- SOURCE RECORDS -
- - - - -
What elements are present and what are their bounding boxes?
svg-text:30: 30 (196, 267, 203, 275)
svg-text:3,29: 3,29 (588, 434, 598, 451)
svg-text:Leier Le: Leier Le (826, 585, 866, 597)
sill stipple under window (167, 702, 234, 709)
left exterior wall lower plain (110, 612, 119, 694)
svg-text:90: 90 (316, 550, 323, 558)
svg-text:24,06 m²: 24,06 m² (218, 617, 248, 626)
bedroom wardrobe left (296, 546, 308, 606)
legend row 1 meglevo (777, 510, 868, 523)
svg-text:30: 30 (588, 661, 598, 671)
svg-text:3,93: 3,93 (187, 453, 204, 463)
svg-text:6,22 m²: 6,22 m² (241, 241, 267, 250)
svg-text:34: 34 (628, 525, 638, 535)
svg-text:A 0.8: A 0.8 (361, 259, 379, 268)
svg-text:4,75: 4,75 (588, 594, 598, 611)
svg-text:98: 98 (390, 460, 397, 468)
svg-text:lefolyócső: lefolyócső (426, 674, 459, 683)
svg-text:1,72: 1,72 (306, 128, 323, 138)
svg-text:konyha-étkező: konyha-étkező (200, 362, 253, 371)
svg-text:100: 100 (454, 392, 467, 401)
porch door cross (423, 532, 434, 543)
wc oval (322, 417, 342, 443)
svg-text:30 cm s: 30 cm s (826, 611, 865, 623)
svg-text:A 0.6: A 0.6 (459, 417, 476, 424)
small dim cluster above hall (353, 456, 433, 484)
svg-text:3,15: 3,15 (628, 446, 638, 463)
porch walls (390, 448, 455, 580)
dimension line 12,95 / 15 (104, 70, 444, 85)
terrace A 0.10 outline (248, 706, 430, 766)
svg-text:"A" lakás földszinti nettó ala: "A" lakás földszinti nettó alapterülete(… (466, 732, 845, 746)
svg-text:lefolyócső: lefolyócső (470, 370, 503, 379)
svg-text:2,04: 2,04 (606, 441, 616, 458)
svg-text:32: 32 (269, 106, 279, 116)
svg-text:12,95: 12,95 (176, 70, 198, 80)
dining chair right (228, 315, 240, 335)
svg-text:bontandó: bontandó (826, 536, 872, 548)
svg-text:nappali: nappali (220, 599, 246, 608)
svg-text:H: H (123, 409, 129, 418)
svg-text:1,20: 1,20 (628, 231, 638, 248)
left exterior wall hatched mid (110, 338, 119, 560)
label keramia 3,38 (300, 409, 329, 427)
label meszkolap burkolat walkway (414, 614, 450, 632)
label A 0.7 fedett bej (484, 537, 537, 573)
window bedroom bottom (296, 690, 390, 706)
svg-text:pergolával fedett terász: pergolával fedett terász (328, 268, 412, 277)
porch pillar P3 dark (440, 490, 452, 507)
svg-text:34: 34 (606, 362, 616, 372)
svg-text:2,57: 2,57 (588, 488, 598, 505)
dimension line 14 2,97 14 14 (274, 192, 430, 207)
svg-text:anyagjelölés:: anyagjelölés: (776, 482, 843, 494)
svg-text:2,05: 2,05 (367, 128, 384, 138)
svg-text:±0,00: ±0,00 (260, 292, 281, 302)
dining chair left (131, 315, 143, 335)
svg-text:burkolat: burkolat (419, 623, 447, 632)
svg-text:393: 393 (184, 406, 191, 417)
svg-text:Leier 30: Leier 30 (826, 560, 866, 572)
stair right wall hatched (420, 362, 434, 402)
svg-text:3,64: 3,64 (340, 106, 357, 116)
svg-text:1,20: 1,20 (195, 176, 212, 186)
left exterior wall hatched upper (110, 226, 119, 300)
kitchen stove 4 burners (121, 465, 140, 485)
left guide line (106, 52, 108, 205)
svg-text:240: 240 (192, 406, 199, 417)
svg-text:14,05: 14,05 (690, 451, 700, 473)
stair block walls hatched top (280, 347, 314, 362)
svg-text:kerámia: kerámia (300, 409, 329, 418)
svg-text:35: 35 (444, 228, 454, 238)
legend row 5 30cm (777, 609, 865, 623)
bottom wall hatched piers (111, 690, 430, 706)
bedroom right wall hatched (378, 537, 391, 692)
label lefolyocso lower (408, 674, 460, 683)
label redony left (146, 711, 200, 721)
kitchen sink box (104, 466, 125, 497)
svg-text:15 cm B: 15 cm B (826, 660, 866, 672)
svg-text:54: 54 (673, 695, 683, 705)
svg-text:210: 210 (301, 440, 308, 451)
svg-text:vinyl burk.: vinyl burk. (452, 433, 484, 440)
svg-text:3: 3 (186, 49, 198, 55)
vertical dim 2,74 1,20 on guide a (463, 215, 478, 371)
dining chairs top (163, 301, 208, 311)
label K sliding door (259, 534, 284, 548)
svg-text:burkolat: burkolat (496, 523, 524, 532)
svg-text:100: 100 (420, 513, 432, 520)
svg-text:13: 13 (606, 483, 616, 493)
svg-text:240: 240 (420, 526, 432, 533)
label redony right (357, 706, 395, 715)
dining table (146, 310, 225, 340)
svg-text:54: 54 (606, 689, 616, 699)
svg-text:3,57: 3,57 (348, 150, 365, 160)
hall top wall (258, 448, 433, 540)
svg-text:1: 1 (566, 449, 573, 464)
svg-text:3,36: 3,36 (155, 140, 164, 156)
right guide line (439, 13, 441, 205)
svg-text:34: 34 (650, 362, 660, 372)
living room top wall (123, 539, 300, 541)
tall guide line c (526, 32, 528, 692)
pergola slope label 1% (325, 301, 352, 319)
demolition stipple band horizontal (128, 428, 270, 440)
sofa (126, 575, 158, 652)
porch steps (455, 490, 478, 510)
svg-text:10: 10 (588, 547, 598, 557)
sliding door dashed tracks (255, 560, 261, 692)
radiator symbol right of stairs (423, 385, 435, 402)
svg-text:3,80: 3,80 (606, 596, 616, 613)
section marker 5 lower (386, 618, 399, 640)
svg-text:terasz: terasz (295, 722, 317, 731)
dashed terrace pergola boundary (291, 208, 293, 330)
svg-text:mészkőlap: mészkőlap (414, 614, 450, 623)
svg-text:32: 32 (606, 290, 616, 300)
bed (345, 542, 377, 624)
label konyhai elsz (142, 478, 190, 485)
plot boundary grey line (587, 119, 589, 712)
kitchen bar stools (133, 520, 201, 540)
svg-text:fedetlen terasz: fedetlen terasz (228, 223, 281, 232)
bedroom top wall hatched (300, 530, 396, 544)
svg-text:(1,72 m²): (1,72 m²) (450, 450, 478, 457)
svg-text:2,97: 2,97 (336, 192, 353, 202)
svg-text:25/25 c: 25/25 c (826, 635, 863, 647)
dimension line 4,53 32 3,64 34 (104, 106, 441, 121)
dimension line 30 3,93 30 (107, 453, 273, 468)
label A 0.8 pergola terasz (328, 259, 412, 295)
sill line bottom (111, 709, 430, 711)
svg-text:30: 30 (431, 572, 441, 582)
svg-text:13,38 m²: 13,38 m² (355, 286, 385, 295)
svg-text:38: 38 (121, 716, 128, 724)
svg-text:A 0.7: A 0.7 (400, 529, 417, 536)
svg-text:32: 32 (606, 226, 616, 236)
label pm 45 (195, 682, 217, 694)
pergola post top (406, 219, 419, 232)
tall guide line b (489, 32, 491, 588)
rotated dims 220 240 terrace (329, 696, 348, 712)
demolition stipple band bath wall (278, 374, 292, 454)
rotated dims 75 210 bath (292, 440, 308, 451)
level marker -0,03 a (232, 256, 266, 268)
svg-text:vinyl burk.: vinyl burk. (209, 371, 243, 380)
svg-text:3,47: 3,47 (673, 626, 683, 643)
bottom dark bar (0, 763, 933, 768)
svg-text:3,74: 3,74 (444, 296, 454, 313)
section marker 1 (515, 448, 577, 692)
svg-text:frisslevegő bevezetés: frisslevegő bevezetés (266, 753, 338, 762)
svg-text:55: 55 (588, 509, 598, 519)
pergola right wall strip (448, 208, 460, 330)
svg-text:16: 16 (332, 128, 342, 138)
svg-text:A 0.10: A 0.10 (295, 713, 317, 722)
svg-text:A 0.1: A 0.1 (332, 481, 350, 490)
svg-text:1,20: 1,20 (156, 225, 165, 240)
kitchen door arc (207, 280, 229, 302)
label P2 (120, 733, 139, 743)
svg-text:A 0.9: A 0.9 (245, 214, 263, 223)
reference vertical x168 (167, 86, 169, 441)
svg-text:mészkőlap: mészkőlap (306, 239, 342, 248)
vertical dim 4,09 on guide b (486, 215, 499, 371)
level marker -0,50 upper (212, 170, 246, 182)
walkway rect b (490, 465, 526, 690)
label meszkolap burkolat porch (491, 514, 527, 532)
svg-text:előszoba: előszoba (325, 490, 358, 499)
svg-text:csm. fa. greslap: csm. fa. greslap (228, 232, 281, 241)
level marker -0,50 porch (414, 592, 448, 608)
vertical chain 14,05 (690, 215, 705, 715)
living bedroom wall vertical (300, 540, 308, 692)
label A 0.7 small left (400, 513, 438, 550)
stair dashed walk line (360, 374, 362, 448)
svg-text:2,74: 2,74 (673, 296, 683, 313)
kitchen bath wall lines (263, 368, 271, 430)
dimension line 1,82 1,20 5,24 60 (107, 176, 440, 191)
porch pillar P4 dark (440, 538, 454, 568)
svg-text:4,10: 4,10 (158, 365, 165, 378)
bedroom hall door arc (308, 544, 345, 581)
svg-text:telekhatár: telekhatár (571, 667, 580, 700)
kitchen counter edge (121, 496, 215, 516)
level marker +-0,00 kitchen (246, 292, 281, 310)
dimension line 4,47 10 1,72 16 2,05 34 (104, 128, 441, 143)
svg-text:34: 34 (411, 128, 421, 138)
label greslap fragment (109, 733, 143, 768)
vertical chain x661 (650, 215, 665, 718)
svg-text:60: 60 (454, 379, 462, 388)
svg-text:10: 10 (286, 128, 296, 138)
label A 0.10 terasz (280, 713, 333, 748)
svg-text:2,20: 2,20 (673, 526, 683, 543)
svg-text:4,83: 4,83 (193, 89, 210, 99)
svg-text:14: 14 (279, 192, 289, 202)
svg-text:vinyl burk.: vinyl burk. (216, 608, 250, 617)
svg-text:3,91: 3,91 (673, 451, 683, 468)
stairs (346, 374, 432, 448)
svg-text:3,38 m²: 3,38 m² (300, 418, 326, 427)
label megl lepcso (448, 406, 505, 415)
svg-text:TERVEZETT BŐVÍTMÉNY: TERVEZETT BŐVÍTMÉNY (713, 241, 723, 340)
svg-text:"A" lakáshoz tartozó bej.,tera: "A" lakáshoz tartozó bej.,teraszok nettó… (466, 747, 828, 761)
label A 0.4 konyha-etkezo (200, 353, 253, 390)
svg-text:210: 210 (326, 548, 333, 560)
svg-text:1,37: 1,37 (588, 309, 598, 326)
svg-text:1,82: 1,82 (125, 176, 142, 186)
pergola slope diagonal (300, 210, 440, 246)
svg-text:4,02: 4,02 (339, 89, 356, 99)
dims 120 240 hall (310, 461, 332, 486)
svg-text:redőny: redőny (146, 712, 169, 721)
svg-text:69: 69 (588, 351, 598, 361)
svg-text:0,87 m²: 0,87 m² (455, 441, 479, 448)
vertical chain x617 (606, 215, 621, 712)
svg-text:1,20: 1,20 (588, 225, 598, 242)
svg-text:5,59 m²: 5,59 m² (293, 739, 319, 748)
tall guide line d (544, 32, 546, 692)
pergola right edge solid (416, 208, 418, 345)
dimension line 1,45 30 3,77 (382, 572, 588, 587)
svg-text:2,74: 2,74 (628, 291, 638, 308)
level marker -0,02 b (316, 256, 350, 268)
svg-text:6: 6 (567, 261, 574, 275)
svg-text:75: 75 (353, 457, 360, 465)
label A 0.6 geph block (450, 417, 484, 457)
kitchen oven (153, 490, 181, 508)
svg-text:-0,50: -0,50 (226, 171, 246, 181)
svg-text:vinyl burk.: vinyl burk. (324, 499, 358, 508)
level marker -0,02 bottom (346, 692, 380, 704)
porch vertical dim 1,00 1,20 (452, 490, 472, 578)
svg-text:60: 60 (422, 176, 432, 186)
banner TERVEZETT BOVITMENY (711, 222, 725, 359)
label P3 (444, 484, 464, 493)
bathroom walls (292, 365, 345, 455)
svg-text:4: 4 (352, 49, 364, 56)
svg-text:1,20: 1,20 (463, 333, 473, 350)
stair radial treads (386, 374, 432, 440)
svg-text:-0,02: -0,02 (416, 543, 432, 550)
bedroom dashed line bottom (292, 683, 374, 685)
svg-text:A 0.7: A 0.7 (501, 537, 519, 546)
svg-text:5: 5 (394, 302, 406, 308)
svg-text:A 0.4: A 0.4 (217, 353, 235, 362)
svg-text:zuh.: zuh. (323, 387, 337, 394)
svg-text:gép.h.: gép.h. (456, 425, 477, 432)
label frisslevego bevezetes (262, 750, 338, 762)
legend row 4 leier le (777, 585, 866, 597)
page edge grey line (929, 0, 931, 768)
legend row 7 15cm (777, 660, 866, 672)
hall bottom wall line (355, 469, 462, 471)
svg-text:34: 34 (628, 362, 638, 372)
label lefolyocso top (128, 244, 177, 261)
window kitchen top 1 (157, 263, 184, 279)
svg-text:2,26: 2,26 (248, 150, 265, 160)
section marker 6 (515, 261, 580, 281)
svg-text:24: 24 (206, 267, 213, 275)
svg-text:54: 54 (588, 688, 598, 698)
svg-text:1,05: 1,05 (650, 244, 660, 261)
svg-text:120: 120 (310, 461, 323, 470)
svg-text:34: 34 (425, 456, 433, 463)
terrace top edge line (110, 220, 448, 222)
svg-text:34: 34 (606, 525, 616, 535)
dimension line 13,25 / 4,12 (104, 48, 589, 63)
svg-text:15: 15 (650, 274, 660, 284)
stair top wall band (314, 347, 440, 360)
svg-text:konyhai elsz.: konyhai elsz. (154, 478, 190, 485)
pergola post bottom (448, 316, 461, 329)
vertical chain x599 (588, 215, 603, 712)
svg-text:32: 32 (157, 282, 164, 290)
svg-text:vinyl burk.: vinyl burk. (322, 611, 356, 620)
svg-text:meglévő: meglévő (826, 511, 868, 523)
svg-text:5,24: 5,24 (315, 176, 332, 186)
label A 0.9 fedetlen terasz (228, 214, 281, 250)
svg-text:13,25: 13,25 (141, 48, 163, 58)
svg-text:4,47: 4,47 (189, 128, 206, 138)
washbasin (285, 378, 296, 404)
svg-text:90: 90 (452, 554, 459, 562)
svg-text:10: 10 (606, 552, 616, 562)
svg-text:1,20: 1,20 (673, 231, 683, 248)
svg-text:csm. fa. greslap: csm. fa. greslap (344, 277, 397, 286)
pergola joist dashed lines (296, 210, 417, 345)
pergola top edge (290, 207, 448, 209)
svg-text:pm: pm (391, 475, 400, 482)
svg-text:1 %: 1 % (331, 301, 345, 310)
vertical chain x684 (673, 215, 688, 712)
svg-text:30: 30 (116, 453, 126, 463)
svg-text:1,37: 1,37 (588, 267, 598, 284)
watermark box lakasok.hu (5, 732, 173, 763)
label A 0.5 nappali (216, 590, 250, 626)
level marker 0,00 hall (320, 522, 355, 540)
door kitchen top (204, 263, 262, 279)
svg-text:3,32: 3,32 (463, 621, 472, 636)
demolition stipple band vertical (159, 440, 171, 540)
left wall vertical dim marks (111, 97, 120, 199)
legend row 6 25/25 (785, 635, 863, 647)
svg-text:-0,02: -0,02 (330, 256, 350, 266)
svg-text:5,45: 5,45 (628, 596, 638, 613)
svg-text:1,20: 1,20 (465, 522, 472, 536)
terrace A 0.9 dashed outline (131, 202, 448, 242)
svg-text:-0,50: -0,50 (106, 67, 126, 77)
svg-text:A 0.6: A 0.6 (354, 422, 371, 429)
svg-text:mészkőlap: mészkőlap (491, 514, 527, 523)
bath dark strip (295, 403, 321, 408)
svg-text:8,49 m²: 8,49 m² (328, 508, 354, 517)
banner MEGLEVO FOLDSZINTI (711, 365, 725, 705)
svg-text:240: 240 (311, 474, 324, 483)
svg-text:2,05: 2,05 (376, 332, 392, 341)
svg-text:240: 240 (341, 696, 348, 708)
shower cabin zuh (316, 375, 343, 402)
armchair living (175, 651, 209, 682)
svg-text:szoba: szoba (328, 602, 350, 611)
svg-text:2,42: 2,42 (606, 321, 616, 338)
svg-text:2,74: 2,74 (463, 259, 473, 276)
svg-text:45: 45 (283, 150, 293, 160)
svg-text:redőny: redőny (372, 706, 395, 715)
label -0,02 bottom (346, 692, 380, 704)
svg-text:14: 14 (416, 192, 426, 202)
- - - - -
- INSTRUCTIONS TO FOLLOW -
Please set out the items from the first one through the one containing "terrace A 0.10 outline (248, 706, 430, 766)" as a Markdown table with the columns No. and Item. Number each row and skip any blank lines.

- WRITTEN SOLUTION -
| No. | Item |
|---|---|
| 1 | What elements are present and what are their bounding boxes? |
| 2 | svg-text:30: 30 (196, 267, 203, 275) |
| 3 | svg-text:3,29: 3,29 (588, 434, 598, 451) |
| 4 | svg-text:Leier Le: Leier Le (826, 585, 866, 597) |
| 5 | sill stipple under window (167, 702, 234, 709) |
| 6 | left exterior wall lower plain (110, 612, 119, 694) |
| 7 | svg-text:90: 90 (316, 550, 323, 558) |
| 8 | svg-text:24,06 m²: 24,06 m² (218, 617, 248, 626) |
| 9 | bedroom wardrobe left (296, 546, 308, 606) |
| 10 | legend row 1 meglevo (777, 510, 868, 523) |
| 11 | svg-text:30: 30 (588, 661, 598, 671) |
| 12 | svg-text:3,93: 3,93 (187, 453, 204, 463) |
| 13 | svg-text:6,22 m²: 6,22 m² (241, 241, 267, 250) |
| 14 | svg-text:34: 34 (628, 525, 638, 535) |
| 15 | svg-text:A 0.8: A 0.8 (361, 259, 379, 268) |
| 16 | svg-text:4,75: 4,75 (588, 594, 598, 611) |
| 17 | svg-text:98: 98 (390, 460, 397, 468) |
| 18 | svg-text:lefolyócső: lefolyócső (426, 674, 459, 683) |
| 19 | svg-text:1,72: 1,72 (306, 128, 323, 138) |
| 20 | svg-text:konyha-étkező: konyha-étkező (200, 362, 253, 371) |
| 21 | svg-text:100: 100 (454, 392, 467, 401) |
| 22 | porch door cross (423, 532, 434, 543) |
| 23 | wc oval (322, 417, 342, 443) |
| 24 | svg-text:30 cm s: 30 cm s (826, 611, 865, 623) |
| 25 | svg-text:A 0.6: A 0.6 (459, 417, 476, 424) |
| 26 | small dim cluster above hall (353, 456, 433, 484) |
| 27 | svg-text:3,15: 3,15 (628, 446, 638, 463) |
| 28 | porch walls (390, 448, 455, 580) |
| 29 | dimension line 12,95 / 15 (104, 70, 444, 85) |
| 30 | terrace A 0.10 outline (248, 706, 430, 766) |